[BEGIN]
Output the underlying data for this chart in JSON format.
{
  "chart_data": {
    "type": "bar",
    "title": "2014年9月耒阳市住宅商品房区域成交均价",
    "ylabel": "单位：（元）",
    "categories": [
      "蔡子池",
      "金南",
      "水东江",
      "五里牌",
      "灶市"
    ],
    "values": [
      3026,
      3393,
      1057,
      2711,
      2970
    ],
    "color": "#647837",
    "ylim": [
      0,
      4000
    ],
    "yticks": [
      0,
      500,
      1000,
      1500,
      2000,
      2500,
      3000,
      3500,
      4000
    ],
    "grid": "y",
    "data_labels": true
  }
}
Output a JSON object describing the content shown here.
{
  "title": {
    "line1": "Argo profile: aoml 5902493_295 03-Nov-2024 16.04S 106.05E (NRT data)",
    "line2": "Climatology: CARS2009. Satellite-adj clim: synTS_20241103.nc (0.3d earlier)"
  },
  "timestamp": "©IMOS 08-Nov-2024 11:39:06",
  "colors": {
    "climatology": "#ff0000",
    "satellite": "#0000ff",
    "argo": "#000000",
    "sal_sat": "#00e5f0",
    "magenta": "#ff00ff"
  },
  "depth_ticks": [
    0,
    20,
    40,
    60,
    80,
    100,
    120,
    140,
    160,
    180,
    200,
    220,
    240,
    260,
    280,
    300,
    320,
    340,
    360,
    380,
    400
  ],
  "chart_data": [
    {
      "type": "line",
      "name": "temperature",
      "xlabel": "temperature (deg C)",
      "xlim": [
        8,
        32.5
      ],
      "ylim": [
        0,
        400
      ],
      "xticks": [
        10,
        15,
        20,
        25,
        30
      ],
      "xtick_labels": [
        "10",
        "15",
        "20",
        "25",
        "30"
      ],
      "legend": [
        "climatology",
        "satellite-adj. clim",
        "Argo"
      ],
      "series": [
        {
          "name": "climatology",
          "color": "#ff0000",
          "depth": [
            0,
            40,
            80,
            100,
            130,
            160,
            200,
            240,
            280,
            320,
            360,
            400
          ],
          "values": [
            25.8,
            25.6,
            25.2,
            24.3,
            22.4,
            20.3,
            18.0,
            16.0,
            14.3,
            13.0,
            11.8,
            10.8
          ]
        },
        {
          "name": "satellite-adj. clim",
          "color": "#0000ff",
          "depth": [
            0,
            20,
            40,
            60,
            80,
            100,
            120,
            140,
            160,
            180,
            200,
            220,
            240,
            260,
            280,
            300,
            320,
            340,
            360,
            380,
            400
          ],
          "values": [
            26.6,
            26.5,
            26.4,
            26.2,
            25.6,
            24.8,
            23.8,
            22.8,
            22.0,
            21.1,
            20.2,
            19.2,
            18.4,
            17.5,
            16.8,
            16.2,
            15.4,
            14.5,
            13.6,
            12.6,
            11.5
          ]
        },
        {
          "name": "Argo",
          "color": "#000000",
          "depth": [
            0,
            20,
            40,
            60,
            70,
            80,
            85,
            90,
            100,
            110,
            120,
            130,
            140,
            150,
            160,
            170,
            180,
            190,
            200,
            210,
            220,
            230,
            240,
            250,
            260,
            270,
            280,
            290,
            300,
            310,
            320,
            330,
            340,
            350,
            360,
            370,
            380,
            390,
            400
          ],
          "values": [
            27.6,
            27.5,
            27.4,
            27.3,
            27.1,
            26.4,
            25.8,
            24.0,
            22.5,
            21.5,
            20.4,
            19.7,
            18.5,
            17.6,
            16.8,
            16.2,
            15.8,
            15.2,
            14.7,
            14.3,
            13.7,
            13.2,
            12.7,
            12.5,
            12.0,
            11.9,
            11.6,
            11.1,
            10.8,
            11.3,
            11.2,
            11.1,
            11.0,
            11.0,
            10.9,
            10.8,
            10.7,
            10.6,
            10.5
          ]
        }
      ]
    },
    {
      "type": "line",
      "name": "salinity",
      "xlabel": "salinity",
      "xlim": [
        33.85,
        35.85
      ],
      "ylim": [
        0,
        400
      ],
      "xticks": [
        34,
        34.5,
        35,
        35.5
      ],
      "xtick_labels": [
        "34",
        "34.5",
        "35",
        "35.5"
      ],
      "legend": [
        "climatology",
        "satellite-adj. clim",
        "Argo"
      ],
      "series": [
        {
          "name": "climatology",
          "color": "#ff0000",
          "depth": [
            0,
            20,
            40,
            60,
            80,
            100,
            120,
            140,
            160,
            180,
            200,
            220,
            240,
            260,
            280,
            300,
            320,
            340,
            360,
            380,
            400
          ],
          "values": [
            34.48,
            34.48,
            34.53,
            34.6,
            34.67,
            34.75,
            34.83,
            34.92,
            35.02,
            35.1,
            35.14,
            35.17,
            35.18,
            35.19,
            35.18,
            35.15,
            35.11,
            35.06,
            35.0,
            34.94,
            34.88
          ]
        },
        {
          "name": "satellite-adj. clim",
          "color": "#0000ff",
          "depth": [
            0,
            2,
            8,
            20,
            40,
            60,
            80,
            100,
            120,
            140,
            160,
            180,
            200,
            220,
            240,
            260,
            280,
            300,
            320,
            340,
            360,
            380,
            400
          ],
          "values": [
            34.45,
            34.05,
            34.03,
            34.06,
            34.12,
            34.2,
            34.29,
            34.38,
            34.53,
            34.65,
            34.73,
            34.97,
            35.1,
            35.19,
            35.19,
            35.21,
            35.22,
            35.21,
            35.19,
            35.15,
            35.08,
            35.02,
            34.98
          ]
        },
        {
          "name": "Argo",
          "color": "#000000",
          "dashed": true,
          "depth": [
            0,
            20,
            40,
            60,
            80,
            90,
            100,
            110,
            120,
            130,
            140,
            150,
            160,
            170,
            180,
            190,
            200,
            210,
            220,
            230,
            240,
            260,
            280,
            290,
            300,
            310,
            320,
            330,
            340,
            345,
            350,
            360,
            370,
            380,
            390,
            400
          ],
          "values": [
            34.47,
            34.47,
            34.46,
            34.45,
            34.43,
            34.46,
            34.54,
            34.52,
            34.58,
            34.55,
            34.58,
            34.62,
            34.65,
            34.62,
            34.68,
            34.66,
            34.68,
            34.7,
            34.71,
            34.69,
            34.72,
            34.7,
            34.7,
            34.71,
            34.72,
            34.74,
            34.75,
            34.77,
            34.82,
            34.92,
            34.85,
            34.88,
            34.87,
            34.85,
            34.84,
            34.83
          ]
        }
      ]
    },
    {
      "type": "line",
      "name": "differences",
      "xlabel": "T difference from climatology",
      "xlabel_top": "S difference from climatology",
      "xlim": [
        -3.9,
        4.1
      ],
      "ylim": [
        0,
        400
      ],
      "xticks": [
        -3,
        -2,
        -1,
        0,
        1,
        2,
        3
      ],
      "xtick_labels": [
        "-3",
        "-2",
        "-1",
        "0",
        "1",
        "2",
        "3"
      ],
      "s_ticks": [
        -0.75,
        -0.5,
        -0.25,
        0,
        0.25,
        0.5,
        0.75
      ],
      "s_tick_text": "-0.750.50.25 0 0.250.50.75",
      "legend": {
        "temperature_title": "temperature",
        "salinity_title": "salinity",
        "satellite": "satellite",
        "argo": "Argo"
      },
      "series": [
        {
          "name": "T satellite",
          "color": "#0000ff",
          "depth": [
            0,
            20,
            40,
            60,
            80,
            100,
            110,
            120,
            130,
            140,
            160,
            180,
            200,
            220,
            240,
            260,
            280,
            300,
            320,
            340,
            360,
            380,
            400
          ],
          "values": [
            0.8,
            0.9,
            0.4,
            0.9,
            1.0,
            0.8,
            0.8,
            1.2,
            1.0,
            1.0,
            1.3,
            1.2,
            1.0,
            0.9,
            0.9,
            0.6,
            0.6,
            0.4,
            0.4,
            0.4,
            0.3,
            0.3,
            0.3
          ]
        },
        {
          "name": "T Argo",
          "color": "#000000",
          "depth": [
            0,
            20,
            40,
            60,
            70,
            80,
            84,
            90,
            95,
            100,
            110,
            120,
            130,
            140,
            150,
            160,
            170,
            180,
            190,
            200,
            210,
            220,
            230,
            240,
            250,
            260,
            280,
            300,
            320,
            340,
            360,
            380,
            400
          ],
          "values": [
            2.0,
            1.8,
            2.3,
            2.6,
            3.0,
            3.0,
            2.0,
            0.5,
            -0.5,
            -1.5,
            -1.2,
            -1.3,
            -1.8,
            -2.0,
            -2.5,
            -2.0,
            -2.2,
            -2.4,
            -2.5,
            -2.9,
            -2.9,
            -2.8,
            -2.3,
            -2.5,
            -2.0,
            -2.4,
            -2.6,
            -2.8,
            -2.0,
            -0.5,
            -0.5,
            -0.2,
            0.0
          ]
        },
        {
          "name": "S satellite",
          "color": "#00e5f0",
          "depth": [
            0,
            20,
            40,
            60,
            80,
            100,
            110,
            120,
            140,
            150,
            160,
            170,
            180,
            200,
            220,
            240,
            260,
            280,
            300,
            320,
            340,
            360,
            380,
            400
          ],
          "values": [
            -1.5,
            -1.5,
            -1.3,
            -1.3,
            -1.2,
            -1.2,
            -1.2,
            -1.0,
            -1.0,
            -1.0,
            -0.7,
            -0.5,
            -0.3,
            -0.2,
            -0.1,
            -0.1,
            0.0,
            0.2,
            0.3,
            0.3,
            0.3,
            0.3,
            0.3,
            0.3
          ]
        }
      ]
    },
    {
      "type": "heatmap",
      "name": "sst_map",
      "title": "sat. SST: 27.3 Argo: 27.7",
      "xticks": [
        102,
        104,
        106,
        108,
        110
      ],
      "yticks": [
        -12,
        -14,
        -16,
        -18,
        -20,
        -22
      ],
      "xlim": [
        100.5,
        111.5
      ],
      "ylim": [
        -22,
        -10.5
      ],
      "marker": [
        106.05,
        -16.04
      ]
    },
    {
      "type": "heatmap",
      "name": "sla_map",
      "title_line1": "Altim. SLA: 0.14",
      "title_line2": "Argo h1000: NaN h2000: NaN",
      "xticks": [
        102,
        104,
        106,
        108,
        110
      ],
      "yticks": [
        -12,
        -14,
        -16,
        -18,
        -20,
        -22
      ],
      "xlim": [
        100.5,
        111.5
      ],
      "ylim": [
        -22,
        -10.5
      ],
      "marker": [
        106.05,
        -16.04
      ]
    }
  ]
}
[END]
Every line of the records that includes the word "salinity" should be gathered.

** Result of this task **
      "name": "salinity",
      "xlabel": "salinity",
        "salinity_title": "salinity",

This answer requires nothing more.